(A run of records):
◆ ◆ ◆

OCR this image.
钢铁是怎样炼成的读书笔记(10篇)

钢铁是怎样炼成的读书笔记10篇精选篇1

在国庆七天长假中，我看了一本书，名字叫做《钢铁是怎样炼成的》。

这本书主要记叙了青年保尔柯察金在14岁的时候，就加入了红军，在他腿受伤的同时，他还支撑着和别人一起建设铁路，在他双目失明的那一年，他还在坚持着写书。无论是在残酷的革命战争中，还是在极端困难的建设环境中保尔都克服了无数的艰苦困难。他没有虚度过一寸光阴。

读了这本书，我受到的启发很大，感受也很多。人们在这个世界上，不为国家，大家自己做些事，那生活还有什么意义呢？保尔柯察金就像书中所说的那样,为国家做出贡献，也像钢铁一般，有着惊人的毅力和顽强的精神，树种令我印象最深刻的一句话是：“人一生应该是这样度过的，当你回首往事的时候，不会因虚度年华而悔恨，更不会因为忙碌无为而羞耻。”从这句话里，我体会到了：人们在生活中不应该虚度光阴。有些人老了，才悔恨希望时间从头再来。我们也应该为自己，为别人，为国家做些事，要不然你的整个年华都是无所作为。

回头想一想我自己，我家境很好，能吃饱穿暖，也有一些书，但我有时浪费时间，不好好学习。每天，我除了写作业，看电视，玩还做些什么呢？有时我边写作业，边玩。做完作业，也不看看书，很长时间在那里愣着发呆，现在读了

◆ ◆ ◆

(Task requirements):
Repeat all of the entries exactly.

(Reply to the task):
OCR this image.
钢铁是怎样炼成的读书笔记(10篇)

钢铁是怎样炼成的读书笔记10篇精选篇1

在国庆七天长假中，我看了一本书，名字叫做《钢铁是怎样炼成的》。

这本书主要记叙了青年保尔柯察金在14岁的时候，就加入了红军，在他腿受伤的同时，他还支撑着和别人一起建设铁路，在他双目失明的那一年，他还在坚持着写书。无论是在残酷的革命战争中，还是在极端困难的建设环境中保尔都克服了无数的艰苦困难。他没有虚度过一寸光阴。

读了这本书，我受到的启发很大，感受也很多。人们在这个世界上，不为国家，大家自己做些事，那生活还有什么意义呢？保尔柯察金就像书中所说的那样,为国家做出贡献，也像钢铁一般，有着惊人的毅力和顽强的精神，树种令我印象最深刻的一句话是：“人一生应该是这样度过的，当你回首往事的时候，不会因虚度年华而悔恨，更不会因为忙碌无为而羞耻。”从这句话里，我体会到了：人们在生活中不应该虚度光阴。有些人老了，才悔恨希望时间从头再来。我们也应该为自己，为别人，为国家做些事，要不然你的整个年华都是无所作为。

回头想一想我自己，我家境很好，能吃饱穿暖，也有一些书，但我有时浪费时间，不好好学习。每天，我除了写作业，看电视，玩还做些什么呢？有时我边写作业，边玩。做完作业，也不看看书，很长时间在那里愣着发呆，现在读了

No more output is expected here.